»»

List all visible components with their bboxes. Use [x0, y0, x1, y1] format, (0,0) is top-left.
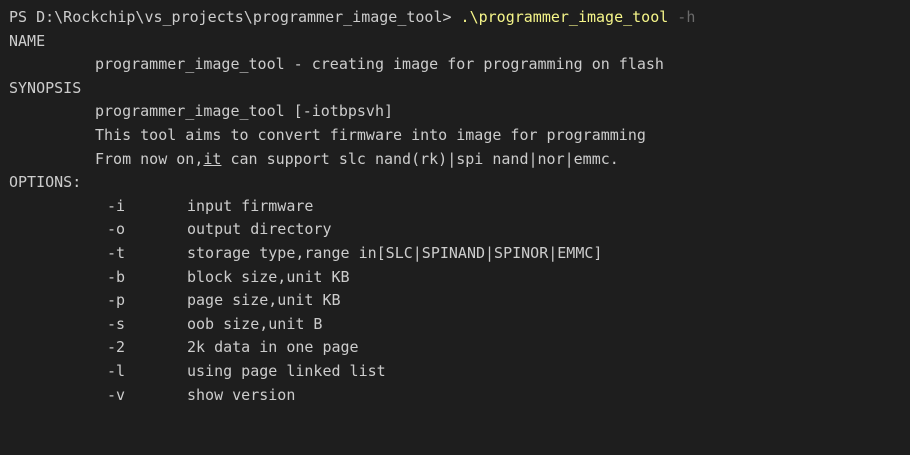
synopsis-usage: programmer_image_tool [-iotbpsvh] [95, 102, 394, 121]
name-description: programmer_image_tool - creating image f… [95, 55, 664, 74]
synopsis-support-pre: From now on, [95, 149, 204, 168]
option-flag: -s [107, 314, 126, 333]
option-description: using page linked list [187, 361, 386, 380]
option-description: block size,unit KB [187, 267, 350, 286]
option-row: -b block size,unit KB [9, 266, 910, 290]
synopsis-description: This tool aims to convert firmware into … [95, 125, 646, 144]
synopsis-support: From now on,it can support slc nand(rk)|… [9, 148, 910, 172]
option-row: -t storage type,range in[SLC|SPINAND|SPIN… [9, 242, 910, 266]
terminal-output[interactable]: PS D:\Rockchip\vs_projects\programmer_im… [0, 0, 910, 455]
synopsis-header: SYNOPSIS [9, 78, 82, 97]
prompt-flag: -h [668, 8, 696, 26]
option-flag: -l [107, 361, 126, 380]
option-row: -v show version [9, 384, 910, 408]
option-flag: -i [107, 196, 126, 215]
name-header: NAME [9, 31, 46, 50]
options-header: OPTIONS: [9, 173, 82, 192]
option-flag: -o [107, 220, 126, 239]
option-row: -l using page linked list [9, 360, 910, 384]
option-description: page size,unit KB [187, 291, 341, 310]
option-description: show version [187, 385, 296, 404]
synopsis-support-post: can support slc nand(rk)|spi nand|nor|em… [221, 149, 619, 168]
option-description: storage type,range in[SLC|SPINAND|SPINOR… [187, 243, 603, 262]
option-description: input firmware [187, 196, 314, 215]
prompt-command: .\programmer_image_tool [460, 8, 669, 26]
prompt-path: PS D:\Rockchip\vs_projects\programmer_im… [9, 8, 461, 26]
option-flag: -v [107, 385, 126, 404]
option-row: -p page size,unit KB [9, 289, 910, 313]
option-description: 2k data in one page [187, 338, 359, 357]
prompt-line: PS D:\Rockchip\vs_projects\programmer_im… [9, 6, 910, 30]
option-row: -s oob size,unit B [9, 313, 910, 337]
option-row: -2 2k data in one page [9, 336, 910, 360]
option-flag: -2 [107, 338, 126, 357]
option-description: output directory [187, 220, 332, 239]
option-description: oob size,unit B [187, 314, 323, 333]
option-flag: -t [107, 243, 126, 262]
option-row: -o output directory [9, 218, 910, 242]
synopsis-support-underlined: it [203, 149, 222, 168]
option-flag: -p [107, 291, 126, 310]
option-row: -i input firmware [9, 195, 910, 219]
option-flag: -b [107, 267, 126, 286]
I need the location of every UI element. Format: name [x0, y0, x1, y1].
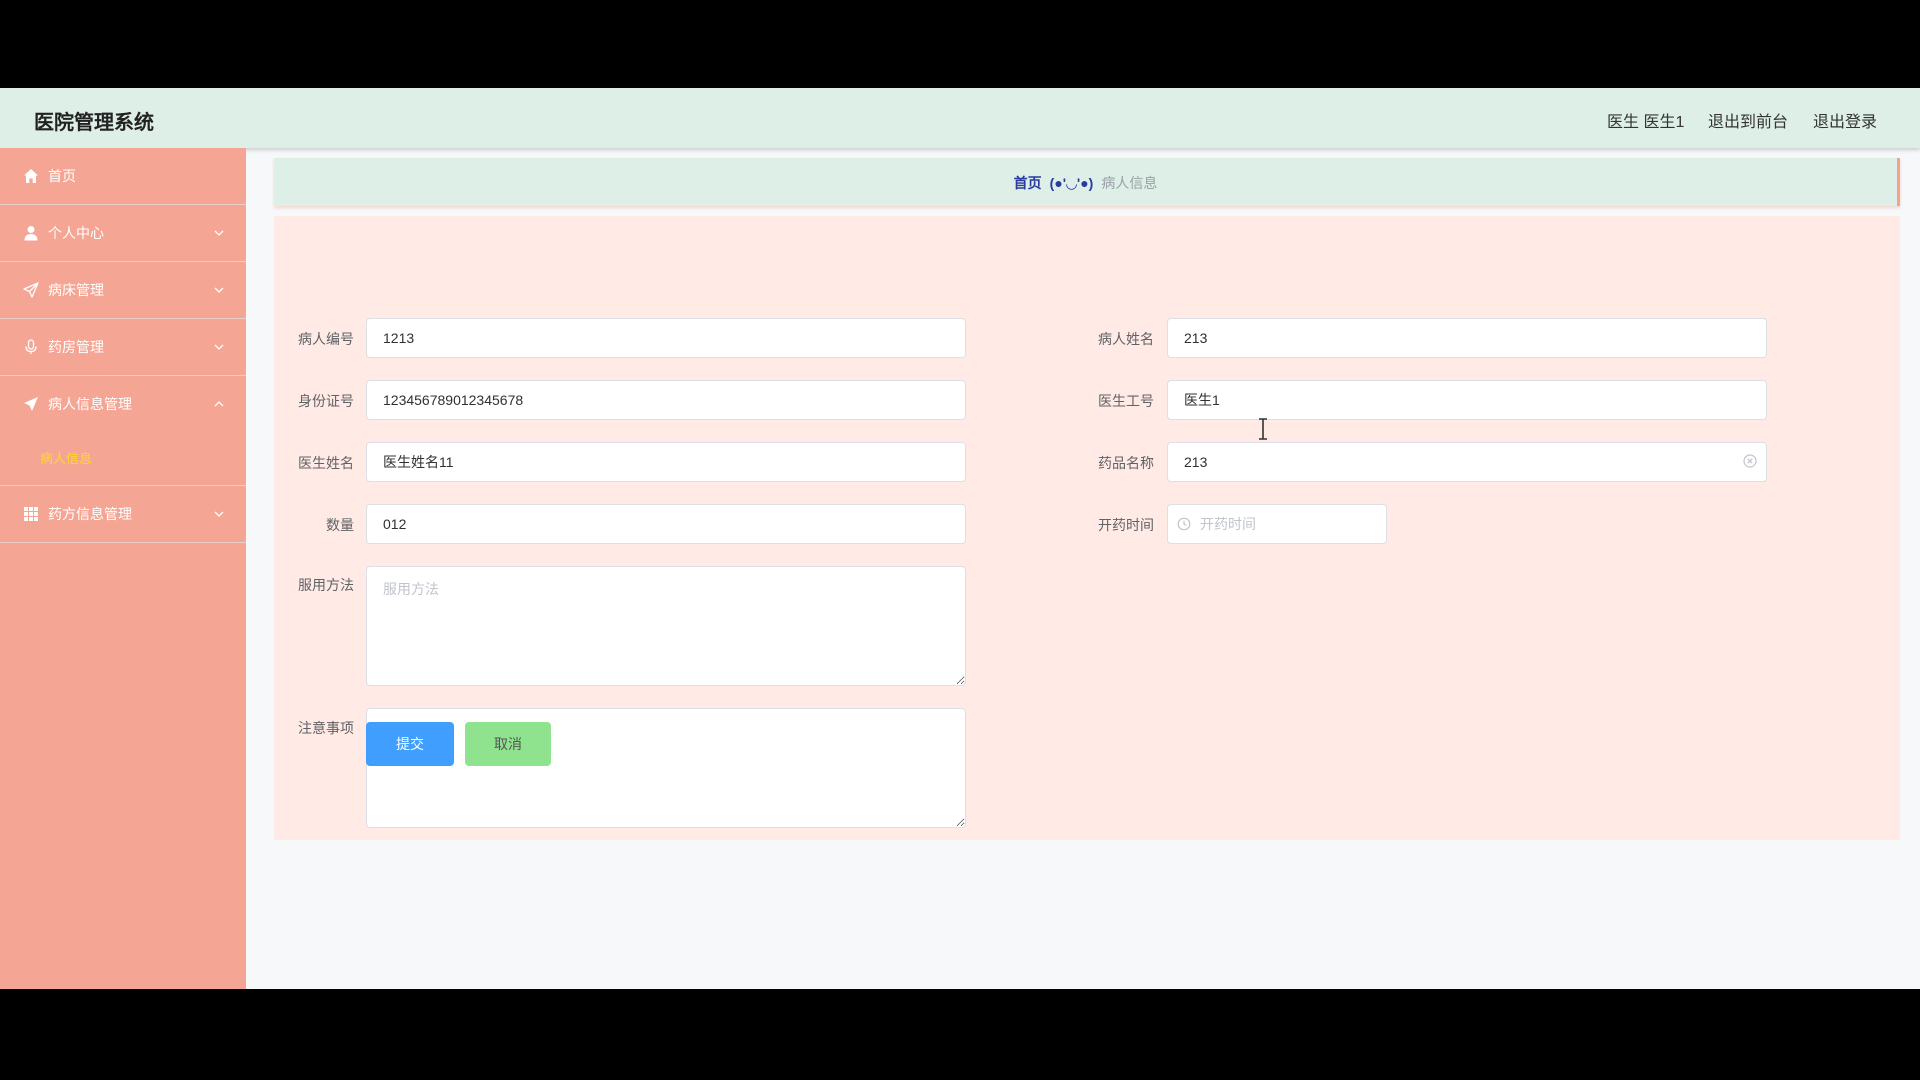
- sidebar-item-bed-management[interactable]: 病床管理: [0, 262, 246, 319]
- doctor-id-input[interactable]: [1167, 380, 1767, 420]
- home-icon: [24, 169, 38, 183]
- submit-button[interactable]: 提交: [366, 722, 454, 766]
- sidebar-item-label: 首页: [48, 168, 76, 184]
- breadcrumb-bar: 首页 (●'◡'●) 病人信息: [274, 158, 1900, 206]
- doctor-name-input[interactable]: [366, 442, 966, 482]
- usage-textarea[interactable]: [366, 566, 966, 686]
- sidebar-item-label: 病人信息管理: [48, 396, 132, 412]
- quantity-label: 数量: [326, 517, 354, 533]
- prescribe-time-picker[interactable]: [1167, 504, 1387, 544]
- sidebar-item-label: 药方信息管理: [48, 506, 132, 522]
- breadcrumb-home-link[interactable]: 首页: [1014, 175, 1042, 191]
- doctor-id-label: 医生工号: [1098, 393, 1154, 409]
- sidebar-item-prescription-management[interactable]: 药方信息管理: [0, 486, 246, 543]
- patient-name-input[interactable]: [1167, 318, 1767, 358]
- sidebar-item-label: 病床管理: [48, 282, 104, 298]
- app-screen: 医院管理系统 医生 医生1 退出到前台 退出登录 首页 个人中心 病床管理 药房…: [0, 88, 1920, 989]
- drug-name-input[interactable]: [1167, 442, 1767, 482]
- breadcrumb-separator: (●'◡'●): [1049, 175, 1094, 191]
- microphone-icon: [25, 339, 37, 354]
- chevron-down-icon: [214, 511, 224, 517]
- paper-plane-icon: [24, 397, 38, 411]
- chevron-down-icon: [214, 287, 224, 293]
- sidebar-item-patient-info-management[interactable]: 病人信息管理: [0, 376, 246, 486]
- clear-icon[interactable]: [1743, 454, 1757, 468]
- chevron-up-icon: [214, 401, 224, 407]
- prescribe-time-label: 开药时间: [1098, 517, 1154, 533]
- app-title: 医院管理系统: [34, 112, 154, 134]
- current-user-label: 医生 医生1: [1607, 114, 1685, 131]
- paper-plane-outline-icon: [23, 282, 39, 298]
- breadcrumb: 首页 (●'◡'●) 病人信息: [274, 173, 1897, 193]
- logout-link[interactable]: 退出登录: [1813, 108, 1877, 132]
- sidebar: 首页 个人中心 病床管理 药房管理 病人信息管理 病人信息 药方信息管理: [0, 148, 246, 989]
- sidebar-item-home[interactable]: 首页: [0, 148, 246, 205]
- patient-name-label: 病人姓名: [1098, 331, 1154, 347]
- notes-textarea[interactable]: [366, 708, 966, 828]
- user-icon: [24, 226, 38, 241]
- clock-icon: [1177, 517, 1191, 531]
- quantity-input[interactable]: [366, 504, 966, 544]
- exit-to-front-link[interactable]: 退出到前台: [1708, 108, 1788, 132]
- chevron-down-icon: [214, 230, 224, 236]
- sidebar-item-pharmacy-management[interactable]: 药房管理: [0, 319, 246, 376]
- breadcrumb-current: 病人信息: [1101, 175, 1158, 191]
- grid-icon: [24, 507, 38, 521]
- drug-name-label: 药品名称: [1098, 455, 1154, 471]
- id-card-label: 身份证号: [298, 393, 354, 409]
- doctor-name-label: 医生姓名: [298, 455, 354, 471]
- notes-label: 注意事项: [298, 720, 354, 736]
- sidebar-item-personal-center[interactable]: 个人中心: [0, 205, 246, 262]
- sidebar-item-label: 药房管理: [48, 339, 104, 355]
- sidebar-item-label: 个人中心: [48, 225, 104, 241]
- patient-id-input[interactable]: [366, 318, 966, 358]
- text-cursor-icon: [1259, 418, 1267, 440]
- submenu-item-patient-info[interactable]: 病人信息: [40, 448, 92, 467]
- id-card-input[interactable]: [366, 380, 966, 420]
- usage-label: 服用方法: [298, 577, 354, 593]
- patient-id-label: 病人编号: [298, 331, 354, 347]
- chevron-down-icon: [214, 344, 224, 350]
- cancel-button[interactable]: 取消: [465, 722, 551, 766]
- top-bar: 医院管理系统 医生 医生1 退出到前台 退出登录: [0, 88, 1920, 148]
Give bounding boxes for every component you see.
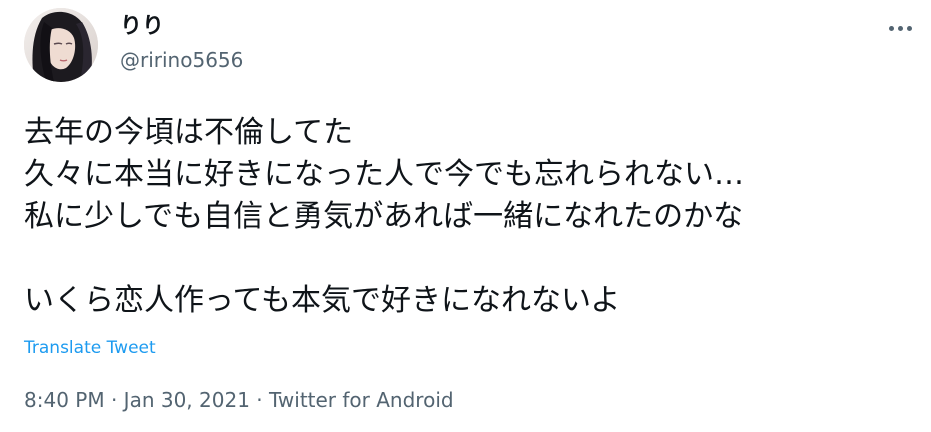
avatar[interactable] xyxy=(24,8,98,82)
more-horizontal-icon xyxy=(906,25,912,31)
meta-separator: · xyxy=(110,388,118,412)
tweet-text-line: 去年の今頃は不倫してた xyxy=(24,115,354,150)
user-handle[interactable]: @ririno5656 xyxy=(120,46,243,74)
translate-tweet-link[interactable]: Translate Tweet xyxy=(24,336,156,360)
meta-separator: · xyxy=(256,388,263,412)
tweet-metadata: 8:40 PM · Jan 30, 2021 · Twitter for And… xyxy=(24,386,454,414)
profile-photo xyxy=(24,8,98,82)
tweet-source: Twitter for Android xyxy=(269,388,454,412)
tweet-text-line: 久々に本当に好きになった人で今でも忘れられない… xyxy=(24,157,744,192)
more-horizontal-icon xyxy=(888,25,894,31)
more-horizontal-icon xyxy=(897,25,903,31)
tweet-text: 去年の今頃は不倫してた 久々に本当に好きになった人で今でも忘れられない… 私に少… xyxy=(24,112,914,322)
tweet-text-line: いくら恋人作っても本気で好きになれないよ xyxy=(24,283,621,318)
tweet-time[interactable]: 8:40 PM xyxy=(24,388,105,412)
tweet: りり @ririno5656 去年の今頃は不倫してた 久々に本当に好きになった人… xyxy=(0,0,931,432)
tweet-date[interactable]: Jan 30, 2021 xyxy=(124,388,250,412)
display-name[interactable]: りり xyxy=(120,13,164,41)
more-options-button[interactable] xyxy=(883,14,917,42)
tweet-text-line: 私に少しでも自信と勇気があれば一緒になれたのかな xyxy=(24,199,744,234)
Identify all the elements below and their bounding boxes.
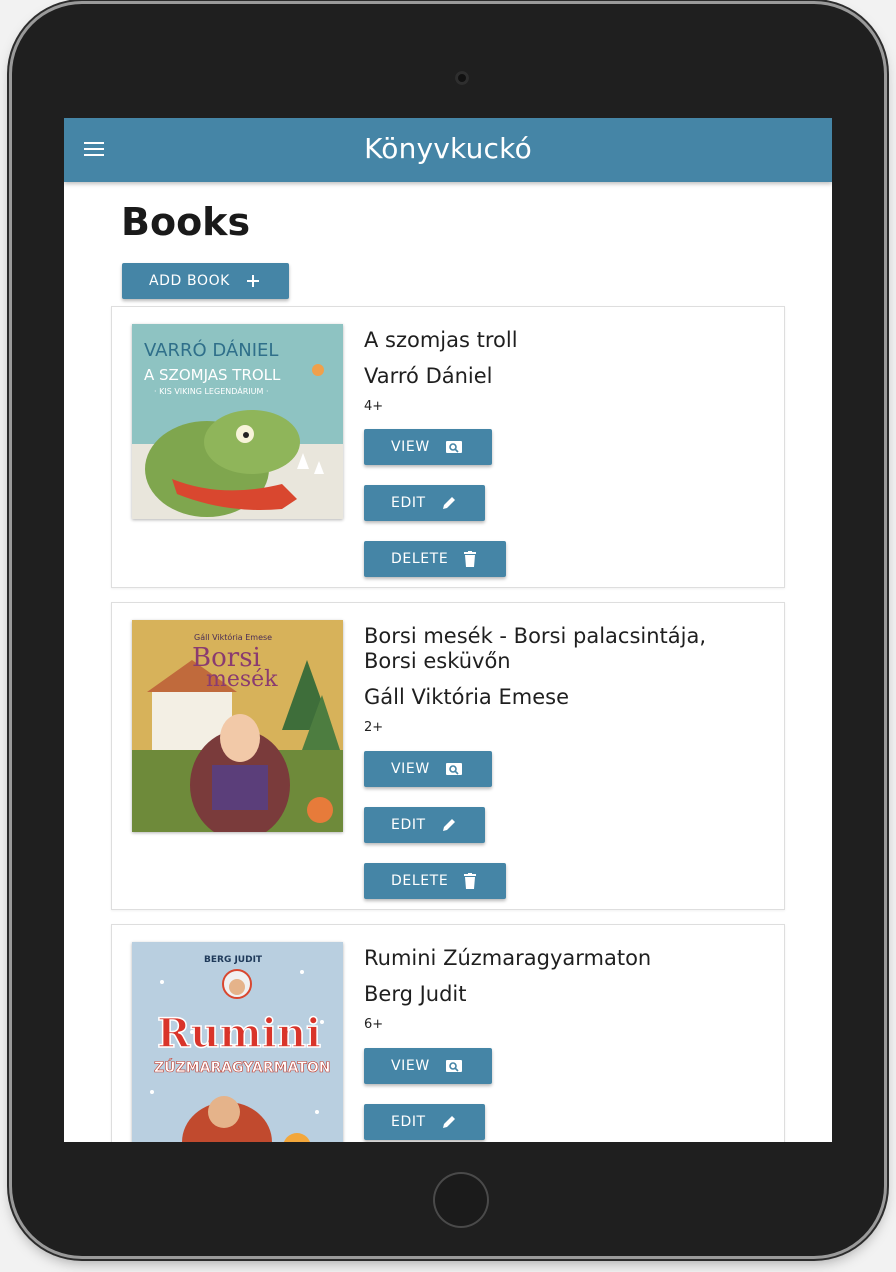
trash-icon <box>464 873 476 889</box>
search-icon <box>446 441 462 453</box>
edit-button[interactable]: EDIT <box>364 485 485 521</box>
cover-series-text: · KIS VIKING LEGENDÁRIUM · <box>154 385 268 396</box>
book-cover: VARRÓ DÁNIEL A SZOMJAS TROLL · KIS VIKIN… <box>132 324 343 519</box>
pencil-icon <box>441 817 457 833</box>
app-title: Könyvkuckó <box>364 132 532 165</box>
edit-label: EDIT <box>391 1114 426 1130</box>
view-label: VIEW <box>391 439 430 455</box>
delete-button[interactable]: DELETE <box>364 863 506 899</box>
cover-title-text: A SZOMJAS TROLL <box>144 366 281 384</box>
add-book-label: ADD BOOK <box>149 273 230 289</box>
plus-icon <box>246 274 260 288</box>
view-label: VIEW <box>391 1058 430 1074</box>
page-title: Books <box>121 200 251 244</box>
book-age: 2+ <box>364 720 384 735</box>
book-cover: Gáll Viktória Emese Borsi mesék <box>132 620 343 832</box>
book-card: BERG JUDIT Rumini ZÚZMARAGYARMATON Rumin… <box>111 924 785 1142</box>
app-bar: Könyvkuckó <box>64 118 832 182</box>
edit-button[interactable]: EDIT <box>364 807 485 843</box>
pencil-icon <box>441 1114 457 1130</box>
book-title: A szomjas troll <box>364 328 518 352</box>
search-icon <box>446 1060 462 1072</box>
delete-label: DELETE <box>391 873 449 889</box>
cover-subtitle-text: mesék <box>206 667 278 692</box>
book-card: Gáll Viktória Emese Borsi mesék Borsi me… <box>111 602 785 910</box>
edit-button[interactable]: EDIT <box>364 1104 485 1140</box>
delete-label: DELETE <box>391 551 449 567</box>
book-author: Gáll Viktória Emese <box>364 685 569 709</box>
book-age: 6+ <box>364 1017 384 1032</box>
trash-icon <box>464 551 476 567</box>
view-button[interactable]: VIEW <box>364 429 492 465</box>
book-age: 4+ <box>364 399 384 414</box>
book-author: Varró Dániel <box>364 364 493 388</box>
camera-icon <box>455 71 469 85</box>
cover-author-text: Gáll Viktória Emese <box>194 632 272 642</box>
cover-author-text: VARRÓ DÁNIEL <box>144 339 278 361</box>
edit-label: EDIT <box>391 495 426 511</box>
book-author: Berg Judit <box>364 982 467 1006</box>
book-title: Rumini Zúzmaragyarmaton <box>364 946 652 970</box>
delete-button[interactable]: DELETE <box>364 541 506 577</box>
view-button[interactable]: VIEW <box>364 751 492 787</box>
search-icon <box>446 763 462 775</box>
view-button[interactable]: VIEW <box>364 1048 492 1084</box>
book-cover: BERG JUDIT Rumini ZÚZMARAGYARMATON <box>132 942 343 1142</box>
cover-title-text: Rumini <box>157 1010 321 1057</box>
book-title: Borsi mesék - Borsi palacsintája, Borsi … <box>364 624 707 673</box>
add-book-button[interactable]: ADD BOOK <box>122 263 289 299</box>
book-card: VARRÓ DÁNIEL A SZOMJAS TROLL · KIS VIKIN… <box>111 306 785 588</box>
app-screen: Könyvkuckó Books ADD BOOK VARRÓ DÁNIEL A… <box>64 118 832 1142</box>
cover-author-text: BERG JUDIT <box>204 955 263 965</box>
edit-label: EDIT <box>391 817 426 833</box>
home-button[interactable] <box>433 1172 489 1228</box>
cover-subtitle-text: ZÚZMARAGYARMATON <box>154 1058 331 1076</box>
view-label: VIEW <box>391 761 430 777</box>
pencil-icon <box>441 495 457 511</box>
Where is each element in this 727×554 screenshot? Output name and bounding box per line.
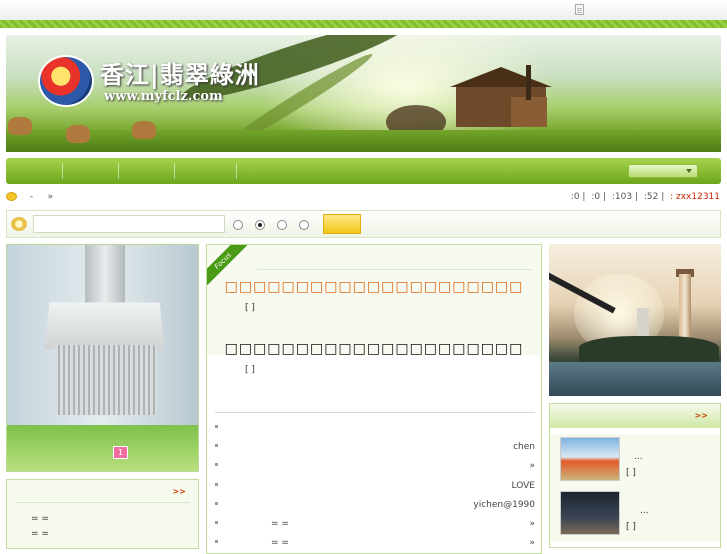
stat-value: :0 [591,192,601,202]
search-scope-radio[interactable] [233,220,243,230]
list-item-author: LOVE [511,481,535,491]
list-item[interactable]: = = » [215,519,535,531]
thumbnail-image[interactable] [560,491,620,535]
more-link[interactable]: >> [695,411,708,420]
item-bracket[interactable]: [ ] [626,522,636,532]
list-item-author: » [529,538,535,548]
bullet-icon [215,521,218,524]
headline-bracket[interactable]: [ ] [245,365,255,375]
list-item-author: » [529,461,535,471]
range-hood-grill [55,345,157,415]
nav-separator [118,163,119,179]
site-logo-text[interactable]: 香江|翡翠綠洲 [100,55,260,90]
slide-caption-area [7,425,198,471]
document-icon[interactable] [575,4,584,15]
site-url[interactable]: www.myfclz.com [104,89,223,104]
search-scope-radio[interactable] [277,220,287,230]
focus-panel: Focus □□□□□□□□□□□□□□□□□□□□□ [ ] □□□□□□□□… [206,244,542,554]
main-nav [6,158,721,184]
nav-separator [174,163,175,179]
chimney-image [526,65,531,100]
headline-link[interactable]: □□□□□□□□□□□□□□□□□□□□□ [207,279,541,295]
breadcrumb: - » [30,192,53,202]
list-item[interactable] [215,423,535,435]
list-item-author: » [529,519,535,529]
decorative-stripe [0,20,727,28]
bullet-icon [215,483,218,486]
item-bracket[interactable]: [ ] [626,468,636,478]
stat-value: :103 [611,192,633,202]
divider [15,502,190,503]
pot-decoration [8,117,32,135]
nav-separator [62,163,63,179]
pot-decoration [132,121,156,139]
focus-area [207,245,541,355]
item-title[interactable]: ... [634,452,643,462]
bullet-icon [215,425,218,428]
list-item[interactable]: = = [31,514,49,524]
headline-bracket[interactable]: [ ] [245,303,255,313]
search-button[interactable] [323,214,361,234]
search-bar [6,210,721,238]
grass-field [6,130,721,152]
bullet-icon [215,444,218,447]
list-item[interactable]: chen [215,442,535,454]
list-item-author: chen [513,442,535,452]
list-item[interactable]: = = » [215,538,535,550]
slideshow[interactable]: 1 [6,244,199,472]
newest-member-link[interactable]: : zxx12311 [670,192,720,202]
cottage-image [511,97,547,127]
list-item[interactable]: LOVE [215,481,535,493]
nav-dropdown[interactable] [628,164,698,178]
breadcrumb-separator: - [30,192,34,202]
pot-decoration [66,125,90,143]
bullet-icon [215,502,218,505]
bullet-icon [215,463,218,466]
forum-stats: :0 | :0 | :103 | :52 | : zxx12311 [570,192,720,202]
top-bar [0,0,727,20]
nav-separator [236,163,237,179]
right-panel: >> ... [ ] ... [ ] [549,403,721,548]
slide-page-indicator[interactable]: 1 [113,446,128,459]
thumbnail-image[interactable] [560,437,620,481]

««

> [WRITTEN TASK]
Copy out every line of the records above that contains the word "version".

> [RIGHT ANSWER]
option-row: -v show version [9, 384, 910, 408]
option-description: show version [187, 385, 296, 404]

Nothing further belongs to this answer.